All entries must be repeated exactly; do not include the pictures.

[begin Data]

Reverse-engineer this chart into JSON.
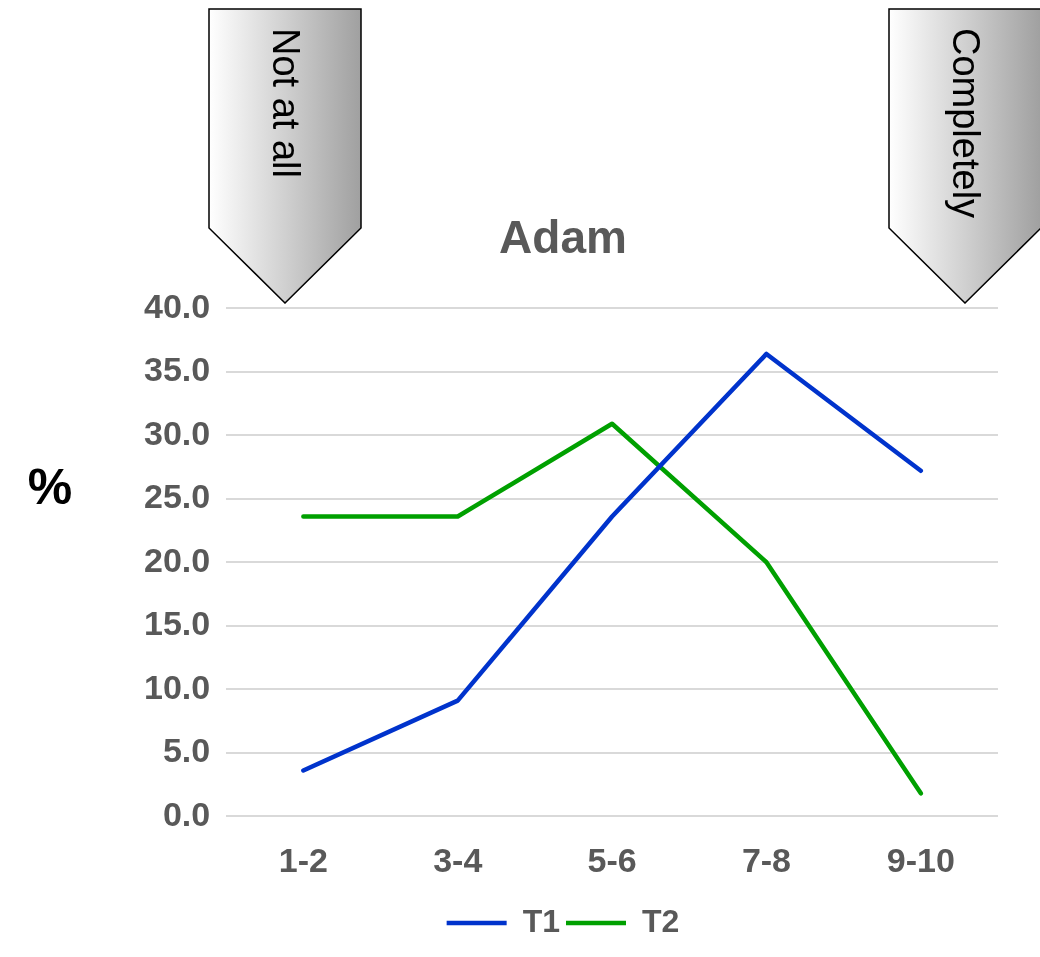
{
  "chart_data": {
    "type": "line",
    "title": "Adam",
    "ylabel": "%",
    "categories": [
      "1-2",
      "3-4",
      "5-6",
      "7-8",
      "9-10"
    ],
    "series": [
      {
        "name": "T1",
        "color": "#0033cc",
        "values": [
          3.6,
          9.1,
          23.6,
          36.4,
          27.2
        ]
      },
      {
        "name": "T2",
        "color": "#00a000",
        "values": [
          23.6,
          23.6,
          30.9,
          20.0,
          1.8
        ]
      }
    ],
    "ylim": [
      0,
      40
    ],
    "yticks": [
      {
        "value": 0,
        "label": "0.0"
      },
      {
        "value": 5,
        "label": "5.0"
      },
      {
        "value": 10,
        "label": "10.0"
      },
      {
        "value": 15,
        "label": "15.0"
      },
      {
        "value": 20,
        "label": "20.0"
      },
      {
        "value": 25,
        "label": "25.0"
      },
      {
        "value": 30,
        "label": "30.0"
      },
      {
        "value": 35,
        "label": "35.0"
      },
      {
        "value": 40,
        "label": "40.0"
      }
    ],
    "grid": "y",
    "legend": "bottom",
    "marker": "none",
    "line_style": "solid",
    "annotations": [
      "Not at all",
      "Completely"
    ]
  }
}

[end Data]

Completed task »
Reverse-engineer this chart into JSON.
{
  "chart_data": {
    "type": "line",
    "title": "Adam",
    "ylabel": "%",
    "categories": [
      "1-2",
      "3-4",
      "5-6",
      "7-8",
      "9-10"
    ],
    "series": [
      {
        "name": "T1",
        "color": "#0033cc",
        "values": [
          3.6,
          9.1,
          23.6,
          36.4,
          27.2
        ]
      },
      {
        "name": "T2",
        "color": "#00a000",
        "values": [
          23.6,
          23.6,
          30.9,
          20.0,
          1.8
        ]
      }
    ],
    "ylim": [
      0,
      40
    ],
    "yticks": [
      {
        "value": 0,
        "label": "0.0"
      },
      {
        "value": 5,
        "label": "5.0"
      },
      {
        "value": 10,
        "label": "10.0"
      },
      {
        "value": 15,
        "label": "15.0"
      },
      {
        "value": 20,
        "label": "20.0"
      },
      {
        "value": 25,
        "label": "25.0"
      },
      {
        "value": 30,
        "label": "30.0"
      },
      {
        "value": 35,
        "label": "35.0"
      },
      {
        "value": 40,
        "label": "40.0"
      }
    ],
    "grid": "y",
    "legend": "bottom",
    "marker": "none",
    "line_style": "solid",
    "annotations": [
      "Not at all",
      "Completely"
    ]
  }
}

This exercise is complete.